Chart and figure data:
★ ★ ★ ★
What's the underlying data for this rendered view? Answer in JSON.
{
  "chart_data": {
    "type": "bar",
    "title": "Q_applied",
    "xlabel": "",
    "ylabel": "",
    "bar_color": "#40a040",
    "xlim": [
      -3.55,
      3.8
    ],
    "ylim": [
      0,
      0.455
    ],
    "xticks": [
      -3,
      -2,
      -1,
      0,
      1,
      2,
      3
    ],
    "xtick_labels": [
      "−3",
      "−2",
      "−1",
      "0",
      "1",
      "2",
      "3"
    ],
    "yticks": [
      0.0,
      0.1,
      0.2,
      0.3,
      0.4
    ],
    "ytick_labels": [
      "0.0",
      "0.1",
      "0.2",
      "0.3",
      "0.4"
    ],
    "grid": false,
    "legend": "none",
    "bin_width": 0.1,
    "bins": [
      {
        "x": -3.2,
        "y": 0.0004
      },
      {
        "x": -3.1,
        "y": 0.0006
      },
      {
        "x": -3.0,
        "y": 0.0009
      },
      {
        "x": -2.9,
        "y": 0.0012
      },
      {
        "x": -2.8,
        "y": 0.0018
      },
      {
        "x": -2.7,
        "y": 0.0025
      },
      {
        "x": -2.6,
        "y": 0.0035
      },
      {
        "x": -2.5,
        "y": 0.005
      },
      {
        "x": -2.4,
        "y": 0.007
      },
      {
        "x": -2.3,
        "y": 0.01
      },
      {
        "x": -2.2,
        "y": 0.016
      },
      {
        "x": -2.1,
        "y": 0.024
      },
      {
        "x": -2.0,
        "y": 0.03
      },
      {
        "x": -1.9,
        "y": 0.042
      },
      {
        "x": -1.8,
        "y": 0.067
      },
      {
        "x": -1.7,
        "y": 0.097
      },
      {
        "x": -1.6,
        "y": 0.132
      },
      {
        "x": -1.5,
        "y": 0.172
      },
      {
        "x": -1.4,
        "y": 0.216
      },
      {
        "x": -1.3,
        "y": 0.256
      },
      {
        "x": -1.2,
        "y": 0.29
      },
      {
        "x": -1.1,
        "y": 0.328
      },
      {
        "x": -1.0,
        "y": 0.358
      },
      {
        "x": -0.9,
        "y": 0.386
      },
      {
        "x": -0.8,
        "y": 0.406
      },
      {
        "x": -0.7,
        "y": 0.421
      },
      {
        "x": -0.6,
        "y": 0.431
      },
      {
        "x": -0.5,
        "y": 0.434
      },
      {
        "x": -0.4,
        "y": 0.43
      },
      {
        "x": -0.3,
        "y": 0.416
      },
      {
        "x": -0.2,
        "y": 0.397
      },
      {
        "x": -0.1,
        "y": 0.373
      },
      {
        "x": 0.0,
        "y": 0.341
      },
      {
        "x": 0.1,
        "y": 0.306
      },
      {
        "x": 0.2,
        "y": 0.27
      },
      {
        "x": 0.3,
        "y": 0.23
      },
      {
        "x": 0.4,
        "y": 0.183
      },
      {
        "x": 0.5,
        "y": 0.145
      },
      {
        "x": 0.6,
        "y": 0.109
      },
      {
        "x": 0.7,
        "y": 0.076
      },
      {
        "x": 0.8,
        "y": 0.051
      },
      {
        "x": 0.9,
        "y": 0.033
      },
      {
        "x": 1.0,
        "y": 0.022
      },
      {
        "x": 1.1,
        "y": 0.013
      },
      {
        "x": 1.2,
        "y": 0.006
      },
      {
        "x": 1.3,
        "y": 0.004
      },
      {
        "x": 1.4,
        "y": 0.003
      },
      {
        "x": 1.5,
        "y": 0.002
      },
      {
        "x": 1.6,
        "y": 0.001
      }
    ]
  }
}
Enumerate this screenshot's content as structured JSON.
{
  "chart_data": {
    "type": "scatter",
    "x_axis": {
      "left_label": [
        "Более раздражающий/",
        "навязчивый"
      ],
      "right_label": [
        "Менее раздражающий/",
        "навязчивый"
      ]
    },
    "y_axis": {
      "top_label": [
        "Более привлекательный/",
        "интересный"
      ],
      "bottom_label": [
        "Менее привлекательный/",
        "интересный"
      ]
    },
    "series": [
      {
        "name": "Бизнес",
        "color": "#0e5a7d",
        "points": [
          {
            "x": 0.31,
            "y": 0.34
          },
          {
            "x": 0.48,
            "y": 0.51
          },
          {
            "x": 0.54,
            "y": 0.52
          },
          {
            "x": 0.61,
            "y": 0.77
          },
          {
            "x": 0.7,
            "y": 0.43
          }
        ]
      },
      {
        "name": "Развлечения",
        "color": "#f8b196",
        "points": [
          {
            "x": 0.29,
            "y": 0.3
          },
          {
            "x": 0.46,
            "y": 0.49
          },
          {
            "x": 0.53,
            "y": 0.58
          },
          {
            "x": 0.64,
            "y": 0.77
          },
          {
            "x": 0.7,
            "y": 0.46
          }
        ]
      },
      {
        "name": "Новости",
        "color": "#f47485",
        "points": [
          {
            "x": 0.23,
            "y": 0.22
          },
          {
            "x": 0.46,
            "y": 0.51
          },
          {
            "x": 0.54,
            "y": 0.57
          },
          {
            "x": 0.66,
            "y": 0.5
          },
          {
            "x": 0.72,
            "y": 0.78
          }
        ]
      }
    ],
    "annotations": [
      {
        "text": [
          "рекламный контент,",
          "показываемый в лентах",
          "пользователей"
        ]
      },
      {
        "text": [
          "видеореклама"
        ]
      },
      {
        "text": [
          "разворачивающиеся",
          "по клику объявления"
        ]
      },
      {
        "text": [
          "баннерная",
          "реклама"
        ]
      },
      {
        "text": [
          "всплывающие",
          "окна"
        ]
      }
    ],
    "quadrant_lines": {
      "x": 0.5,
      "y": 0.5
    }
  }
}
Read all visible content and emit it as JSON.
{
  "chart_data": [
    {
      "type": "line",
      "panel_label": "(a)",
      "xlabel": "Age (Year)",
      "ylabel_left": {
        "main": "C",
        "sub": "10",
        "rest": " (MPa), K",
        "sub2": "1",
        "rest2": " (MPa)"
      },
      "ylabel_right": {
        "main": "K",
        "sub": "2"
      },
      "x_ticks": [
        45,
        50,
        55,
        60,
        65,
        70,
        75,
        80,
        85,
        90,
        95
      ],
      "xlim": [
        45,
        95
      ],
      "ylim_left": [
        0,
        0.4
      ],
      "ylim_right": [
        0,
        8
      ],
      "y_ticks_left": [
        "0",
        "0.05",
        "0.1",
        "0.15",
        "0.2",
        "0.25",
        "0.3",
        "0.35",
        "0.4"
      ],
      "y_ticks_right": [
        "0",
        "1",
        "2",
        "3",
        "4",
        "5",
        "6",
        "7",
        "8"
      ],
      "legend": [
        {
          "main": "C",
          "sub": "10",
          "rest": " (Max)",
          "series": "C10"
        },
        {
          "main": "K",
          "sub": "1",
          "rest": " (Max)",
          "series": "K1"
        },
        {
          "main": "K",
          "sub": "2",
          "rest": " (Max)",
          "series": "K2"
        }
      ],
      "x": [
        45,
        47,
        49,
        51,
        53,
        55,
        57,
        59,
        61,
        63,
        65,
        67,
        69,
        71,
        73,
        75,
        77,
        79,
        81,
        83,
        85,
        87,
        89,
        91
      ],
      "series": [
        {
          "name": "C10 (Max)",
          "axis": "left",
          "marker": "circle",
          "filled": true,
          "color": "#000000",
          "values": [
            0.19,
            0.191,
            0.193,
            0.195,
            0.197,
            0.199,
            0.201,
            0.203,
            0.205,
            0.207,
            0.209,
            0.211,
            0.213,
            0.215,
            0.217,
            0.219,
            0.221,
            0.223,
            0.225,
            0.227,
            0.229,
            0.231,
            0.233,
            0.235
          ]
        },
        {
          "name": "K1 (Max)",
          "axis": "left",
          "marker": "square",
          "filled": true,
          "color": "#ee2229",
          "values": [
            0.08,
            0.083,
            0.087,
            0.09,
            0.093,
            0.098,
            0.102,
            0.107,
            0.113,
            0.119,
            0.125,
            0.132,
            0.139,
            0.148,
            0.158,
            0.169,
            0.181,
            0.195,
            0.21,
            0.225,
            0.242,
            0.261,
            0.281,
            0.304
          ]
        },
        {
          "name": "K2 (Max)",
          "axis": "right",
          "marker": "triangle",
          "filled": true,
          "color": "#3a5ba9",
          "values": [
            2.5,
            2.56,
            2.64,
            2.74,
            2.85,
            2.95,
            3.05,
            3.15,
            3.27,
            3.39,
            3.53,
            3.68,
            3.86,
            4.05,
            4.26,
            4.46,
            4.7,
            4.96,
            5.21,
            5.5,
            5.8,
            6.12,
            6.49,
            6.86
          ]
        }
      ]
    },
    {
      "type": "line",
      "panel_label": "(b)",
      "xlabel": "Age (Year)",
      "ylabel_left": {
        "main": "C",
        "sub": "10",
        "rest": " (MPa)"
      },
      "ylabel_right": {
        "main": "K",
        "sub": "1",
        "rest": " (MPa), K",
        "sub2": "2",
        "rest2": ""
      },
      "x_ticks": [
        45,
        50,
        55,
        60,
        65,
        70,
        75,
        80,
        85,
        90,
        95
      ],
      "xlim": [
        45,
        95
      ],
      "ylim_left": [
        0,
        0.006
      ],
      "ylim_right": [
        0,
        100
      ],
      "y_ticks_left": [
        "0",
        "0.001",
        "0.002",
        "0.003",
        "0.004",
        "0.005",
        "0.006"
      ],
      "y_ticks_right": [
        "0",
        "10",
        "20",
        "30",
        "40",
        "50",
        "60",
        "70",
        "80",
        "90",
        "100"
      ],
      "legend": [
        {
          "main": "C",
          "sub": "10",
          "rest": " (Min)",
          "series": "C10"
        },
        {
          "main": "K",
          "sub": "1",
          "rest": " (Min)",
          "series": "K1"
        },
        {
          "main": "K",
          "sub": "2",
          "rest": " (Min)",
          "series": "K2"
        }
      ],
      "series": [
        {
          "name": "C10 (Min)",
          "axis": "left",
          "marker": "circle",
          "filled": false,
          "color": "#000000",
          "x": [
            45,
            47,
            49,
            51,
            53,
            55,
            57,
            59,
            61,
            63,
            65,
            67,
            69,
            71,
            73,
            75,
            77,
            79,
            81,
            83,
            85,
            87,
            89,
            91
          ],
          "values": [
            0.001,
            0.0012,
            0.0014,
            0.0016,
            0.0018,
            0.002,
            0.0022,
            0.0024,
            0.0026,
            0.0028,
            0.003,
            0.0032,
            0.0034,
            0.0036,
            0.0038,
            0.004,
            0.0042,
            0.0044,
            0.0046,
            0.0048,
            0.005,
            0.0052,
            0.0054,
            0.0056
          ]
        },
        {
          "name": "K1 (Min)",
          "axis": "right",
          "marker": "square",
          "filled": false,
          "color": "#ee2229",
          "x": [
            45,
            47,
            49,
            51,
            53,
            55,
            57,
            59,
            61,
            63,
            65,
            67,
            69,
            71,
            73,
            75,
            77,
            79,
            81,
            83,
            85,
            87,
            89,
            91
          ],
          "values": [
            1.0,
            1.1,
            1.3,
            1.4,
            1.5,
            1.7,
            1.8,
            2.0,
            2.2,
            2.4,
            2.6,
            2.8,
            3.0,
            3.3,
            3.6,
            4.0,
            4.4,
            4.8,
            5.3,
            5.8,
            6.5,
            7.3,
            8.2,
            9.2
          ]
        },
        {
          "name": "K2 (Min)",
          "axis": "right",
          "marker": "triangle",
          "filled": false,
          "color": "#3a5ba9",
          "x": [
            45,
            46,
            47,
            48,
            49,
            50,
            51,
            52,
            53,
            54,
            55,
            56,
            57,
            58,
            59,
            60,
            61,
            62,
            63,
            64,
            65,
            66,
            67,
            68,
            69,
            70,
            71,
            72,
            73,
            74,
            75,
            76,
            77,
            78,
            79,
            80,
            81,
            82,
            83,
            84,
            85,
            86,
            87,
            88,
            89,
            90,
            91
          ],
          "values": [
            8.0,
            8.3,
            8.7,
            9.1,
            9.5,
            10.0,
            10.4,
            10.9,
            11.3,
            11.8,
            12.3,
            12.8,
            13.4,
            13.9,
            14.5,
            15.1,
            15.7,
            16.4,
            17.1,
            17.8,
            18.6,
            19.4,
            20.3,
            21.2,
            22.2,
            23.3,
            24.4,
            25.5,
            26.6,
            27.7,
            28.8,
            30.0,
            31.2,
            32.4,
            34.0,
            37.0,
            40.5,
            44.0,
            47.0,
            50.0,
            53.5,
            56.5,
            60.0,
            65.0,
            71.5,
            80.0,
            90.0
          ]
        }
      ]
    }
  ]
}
★ ★ ★ ★
PROBLEM TO WORK ON: Extract each line from the entries above that contains the string "type".

THE OUTPUT:
    "type": "bar",
    "type": "scatter",
      "type": "line",
      "type": "line",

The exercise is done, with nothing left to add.